Saved entries
--------------------------------

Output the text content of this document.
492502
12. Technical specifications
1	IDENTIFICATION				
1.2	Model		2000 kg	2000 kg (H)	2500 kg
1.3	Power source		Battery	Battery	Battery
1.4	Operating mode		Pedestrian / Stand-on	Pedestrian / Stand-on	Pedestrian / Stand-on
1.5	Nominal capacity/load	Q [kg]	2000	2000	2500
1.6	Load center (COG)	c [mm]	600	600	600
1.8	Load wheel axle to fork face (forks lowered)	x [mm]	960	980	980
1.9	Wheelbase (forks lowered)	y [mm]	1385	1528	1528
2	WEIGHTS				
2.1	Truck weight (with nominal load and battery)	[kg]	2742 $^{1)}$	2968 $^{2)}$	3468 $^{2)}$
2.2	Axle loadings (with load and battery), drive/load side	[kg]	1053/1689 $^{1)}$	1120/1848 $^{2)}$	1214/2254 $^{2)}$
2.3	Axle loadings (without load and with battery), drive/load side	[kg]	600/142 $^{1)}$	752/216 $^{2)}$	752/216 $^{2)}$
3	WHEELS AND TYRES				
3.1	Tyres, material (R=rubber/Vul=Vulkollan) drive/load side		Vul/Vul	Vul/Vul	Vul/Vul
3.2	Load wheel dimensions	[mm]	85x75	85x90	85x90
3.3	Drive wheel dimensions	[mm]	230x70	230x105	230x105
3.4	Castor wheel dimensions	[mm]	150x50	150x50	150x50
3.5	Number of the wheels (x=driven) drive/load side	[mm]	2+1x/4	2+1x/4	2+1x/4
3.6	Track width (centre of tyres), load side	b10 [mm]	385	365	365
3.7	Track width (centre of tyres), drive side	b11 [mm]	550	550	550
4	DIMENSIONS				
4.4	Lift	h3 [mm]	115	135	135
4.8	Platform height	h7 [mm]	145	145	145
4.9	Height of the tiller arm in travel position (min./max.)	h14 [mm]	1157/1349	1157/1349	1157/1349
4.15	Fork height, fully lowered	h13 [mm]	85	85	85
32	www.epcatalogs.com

--------------------------------

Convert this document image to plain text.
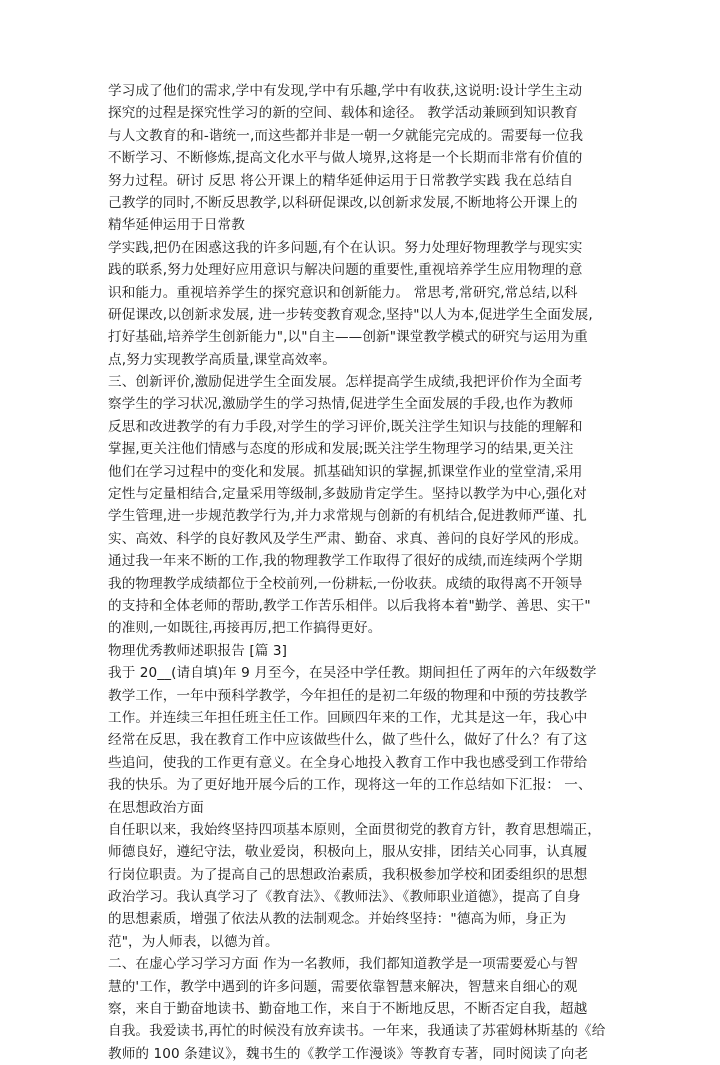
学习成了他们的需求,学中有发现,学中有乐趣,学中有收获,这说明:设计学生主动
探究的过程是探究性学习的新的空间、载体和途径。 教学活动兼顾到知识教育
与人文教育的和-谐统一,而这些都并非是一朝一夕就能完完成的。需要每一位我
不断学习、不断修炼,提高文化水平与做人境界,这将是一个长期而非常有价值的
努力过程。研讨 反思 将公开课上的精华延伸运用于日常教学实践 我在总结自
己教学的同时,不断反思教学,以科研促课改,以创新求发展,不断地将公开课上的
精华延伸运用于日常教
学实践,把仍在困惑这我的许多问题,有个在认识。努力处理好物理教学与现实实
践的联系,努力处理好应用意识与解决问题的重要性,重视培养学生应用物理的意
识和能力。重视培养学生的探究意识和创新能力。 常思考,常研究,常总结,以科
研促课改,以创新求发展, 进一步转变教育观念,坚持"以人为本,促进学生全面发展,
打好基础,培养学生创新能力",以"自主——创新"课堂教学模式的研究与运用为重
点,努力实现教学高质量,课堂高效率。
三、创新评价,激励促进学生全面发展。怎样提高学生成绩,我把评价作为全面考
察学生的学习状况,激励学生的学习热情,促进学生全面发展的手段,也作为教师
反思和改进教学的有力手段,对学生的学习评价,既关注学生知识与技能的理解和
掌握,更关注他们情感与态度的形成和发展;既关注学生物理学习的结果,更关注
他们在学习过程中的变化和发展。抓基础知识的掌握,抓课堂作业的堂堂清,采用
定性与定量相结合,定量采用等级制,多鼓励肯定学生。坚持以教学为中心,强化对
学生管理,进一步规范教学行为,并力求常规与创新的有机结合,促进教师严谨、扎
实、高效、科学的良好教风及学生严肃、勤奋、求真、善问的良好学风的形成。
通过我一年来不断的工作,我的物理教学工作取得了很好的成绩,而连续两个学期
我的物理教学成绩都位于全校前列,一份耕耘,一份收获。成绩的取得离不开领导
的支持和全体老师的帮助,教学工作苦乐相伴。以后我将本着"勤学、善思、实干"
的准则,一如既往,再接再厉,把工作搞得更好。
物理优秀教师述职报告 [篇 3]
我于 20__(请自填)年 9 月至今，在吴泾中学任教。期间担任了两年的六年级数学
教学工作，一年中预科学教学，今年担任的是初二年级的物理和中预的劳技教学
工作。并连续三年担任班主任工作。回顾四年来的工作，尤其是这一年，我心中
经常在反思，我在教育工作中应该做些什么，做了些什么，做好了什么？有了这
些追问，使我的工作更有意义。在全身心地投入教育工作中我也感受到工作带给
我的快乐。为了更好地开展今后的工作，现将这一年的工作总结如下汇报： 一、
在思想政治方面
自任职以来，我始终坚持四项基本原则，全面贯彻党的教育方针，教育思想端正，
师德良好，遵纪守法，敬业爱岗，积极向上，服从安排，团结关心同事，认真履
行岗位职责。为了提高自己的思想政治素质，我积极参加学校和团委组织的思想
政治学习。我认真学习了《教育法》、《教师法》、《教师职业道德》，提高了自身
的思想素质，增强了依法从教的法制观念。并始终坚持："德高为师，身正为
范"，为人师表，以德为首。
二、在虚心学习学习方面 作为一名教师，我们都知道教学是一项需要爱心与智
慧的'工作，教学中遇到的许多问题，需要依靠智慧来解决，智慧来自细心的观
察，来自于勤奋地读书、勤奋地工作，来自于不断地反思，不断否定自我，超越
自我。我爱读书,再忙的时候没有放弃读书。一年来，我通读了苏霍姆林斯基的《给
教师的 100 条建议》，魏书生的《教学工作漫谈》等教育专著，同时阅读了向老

--------------------------------

EXERCISE GOAL:
Scan the material and collect every line that contains "Track".

WRITTEN SOLUTION:
3.6	Track width (centre of tyres), load side	b10 [mm]	385	365	365
3.7	Track width (centre of tyres), drive side	b11 [mm]	550	550	550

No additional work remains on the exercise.